Direction: Find and copy lines holding "Actuator".

Extracted records:
BEGIN

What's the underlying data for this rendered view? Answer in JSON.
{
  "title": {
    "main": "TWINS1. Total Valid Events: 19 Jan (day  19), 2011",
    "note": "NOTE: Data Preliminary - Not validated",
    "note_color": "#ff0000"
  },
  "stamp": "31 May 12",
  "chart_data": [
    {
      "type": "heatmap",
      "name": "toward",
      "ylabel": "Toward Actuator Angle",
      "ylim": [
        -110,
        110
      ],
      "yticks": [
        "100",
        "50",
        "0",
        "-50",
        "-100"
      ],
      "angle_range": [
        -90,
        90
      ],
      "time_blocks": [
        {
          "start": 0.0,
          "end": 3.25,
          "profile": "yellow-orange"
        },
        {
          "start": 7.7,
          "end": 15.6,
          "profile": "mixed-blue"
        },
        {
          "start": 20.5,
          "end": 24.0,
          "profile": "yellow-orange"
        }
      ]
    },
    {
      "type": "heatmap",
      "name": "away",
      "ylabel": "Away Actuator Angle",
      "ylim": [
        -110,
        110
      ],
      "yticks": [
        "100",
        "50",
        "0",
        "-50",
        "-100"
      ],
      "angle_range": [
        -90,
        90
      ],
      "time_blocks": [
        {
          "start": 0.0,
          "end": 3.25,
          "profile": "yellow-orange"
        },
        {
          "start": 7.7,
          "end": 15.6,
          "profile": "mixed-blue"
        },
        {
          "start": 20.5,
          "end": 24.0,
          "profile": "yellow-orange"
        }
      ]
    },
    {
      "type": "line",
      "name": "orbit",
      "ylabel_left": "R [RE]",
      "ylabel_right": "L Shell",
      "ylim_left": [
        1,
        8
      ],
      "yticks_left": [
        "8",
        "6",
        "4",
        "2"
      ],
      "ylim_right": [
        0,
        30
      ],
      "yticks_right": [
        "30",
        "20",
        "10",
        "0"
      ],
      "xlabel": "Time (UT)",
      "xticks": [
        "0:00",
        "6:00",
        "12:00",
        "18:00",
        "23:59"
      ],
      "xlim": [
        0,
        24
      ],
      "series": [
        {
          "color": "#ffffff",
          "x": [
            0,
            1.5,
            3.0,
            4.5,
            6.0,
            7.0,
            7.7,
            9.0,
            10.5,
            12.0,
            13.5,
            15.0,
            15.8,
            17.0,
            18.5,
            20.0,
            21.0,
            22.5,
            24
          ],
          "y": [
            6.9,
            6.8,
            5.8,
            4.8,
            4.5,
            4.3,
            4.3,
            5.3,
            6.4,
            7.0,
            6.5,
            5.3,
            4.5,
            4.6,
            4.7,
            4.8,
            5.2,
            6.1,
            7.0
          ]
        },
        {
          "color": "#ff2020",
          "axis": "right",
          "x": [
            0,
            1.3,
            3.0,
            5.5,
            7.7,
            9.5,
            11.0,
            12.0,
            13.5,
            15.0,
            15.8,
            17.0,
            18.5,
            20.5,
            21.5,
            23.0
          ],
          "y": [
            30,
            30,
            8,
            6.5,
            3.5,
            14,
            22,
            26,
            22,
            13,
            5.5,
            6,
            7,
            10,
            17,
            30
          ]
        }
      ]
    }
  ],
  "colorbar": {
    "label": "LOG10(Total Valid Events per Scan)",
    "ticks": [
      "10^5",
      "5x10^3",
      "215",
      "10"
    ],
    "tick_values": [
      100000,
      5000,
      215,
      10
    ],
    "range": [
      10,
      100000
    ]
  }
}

END

Result of the exercise:
      "ylabel": "Toward Actuator Angle",
      "ylabel": "Away Actuator Angle",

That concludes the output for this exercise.